TO BE DONE —
Write out the material again exactly, please, and omit the pictures.

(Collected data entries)
▼

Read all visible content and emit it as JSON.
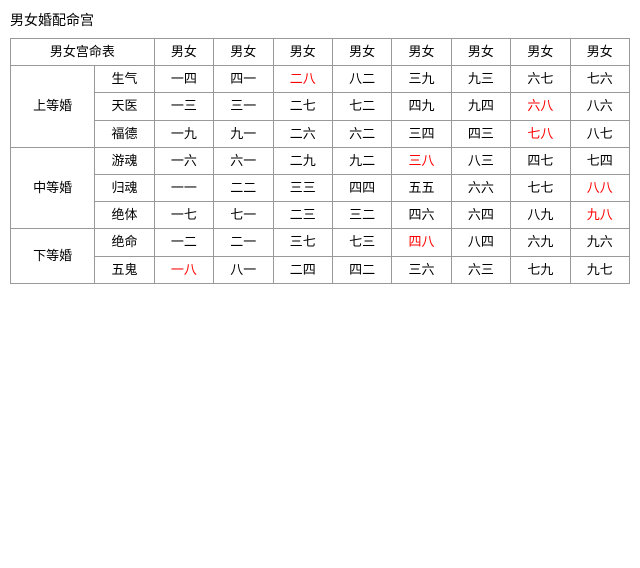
{
  "title": "男女婚配命宫",
  "header": {
    "col0": "男女宫命表",
    "cols": [
      "男女",
      "男女",
      "男女",
      "男女",
      "男女",
      "男女",
      "男女",
      "男女"
    ]
  },
  "groups": [
    {
      "grade": "上等婚",
      "rows": [
        {
          "subtype": "生气",
          "cells": [
            {
              "text": "一四",
              "red": false
            },
            {
              "text": "四一",
              "red": false
            },
            {
              "text": "二八",
              "red": true
            },
            {
              "text": "八二",
              "red": false
            },
            {
              "text": "三九",
              "red": false
            },
            {
              "text": "九三",
              "red": false
            },
            {
              "text": "六七",
              "red": false
            },
            {
              "text": "七六",
              "red": false
            }
          ]
        },
        {
          "subtype": "天医",
          "cells": [
            {
              "text": "一三",
              "red": false
            },
            {
              "text": "三一",
              "red": false
            },
            {
              "text": "二七",
              "red": false
            },
            {
              "text": "七二",
              "red": false
            },
            {
              "text": "四九",
              "red": false
            },
            {
              "text": "九四",
              "red": false
            },
            {
              "text": "六八",
              "red": true
            },
            {
              "text": "八六",
              "red": false
            }
          ]
        },
        {
          "subtype": "福德",
          "cells": [
            {
              "text": "一九",
              "red": false
            },
            {
              "text": "九一",
              "red": false
            },
            {
              "text": "二六",
              "red": false
            },
            {
              "text": "六二",
              "red": false
            },
            {
              "text": "三四",
              "red": false
            },
            {
              "text": "四三",
              "red": false
            },
            {
              "text": "七八",
              "red": true
            },
            {
              "text": "八七",
              "red": false
            }
          ]
        }
      ]
    },
    {
      "grade": "中等婚",
      "rows": [
        {
          "subtype": "游魂",
          "cells": [
            {
              "text": "一六",
              "red": false
            },
            {
              "text": "六一",
              "red": false
            },
            {
              "text": "二九",
              "red": false
            },
            {
              "text": "九二",
              "red": false
            },
            {
              "text": "三八",
              "red": true
            },
            {
              "text": "八三",
              "red": false
            },
            {
              "text": "四七",
              "red": false
            },
            {
              "text": "七四",
              "red": false
            }
          ]
        },
        {
          "subtype": "归魂",
          "cells": [
            {
              "text": "一一",
              "red": false
            },
            {
              "text": "二二",
              "red": false
            },
            {
              "text": "三三",
              "red": false
            },
            {
              "text": "四四",
              "red": false
            },
            {
              "text": "五五",
              "red": false
            },
            {
              "text": "六六",
              "red": false
            },
            {
              "text": "七七",
              "red": false
            },
            {
              "text": "八八",
              "red": true
            }
          ]
        },
        {
          "subtype": "绝体",
          "cells": [
            {
              "text": "一七",
              "red": false
            },
            {
              "text": "七一",
              "red": false
            },
            {
              "text": "二三",
              "red": false
            },
            {
              "text": "三二",
              "red": false
            },
            {
              "text": "四六",
              "red": false
            },
            {
              "text": "六四",
              "red": false
            },
            {
              "text": "八九",
              "red": false
            },
            {
              "text": "九八",
              "red": true
            }
          ]
        }
      ]
    },
    {
      "grade": "下等婚",
      "rows": [
        {
          "subtype": "绝命",
          "cells": [
            {
              "text": "一二",
              "red": false
            },
            {
              "text": "二一",
              "red": false
            },
            {
              "text": "三七",
              "red": false
            },
            {
              "text": "七三",
              "red": false
            },
            {
              "text": "四八",
              "red": true
            },
            {
              "text": "八四",
              "red": false
            },
            {
              "text": "六九",
              "red": false
            },
            {
              "text": "九六",
              "red": false
            }
          ]
        },
        {
          "subtype": "五鬼",
          "cells": [
            {
              "text": "一八",
              "red": true
            },
            {
              "text": "八一",
              "red": false
            },
            {
              "text": "二四",
              "red": false
            },
            {
              "text": "四二",
              "red": false
            },
            {
              "text": "三六",
              "red": false
            },
            {
              "text": "六三",
              "red": false
            },
            {
              "text": "七九",
              "red": false
            },
            {
              "text": "九七",
              "red": false
            }
          ]
        }
      ]
    }
  ]
}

▲

EXPECTED OUTPUT —
Read all visible content and emit it as JSON.
{
  "title": "男女婚配命宫",
  "header": {
    "col0": "男女宫命表",
    "cols": [
      "男女",
      "男女",
      "男女",
      "男女",
      "男女",
      "男女",
      "男女",
      "男女"
    ]
  },
  "groups": [
    {
      "grade": "上等婚",
      "rows": [
        {
          "subtype": "生气",
          "cells": [
            {
              "text": "一四",
              "red": false
            },
            {
              "text": "四一",
              "red": false
            },
            {
              "text": "二八",
              "red": true
            },
            {
              "text": "八二",
              "red": false
            },
            {
              "text": "三九",
              "red": false
            },
            {
              "text": "九三",
              "red": false
            },
            {
              "text": "六七",
              "red": false
            },
            {
              "text": "七六",
              "red": false
            }
          ]
        },
        {
          "subtype": "天医",
          "cells": [
            {
              "text": "一三",
              "red": false
            },
            {
              "text": "三一",
              "red": false
            },
            {
              "text": "二七",
              "red": false
            },
            {
              "text": "七二",
              "red": false
            },
            {
              "text": "四九",
              "red": false
            },
            {
              "text": "九四",
              "red": false
            },
            {
              "text": "六八",
              "red": true
            },
            {
              "text": "八六",
              "red": false
            }
          ]
        },
        {
          "subtype": "福德",
          "cells": [
            {
              "text": "一九",
              "red": false
            },
            {
              "text": "九一",
              "red": false
            },
            {
              "text": "二六",
              "red": false
            },
            {
              "text": "六二",
              "red": false
            },
            {
              "text": "三四",
              "red": false
            },
            {
              "text": "四三",
              "red": false
            },
            {
              "text": "七八",
              "red": true
            },
            {
              "text": "八七",
              "red": false
            }
          ]
        }
      ]
    },
    {
      "grade": "中等婚",
      "rows": [
        {
          "subtype": "游魂",
          "cells": [
            {
              "text": "一六",
              "red": false
            },
            {
              "text": "六一",
              "red": false
            },
            {
              "text": "二九",
              "red": false
            },
            {
              "text": "九二",
              "red": false
            },
            {
              "text": "三八",
              "red": true
            },
            {
              "text": "八三",
              "red": false
            },
            {
              "text": "四七",
              "red": false
            },
            {
              "text": "七四",
              "red": false
            }
          ]
        },
        {
          "subtype": "归魂",
          "cells": [
            {
              "text": "一一",
              "red": false
            },
            {
              "text": "二二",
              "red": false
            },
            {
              "text": "三三",
              "red": false
            },
            {
              "text": "四四",
              "red": false
            },
            {
              "text": "五五",
              "red": false
            },
            {
              "text": "六六",
              "red": false
            },
            {
              "text": "七七",
              "red": false
            },
            {
              "text": "八八",
              "red": true
            }
          ]
        },
        {
          "subtype": "绝体",
          "cells": [
            {
              "text": "一七",
              "red": false
            },
            {
              "text": "七一",
              "red": false
            },
            {
              "text": "二三",
              "red": false
            },
            {
              "text": "三二",
              "red": false
            },
            {
              "text": "四六",
              "red": false
            },
            {
              "text": "六四",
              "red": false
            },
            {
              "text": "八九",
              "red": false
            },
            {
              "text": "九八",
              "red": true
            }
          ]
        }
      ]
    },
    {
      "grade": "下等婚",
      "rows": [
        {
          "subtype": "绝命",
          "cells": [
            {
              "text": "一二",
              "red": false
            },
            {
              "text": "二一",
              "red": false
            },
            {
              "text": "三七",
              "red": false
            },
            {
              "text": "七三",
              "red": false
            },
            {
              "text": "四八",
              "red": true
            },
            {
              "text": "八四",
              "red": false
            },
            {
              "text": "六九",
              "red": false
            },
            {
              "text": "九六",
              "red": false
            }
          ]
        },
        {
          "subtype": "五鬼",
          "cells": [
            {
              "text": "一八",
              "red": true
            },
            {
              "text": "八一",
              "red": false
            },
            {
              "text": "二四",
              "red": false
            },
            {
              "text": "四二",
              "red": false
            },
            {
              "text": "三六",
              "red": false
            },
            {
              "text": "六三",
              "red": false
            },
            {
              "text": "七九",
              "red": false
            },
            {
              "text": "九七",
              "red": false
            }
          ]
        }
      ]
    }
  ]
}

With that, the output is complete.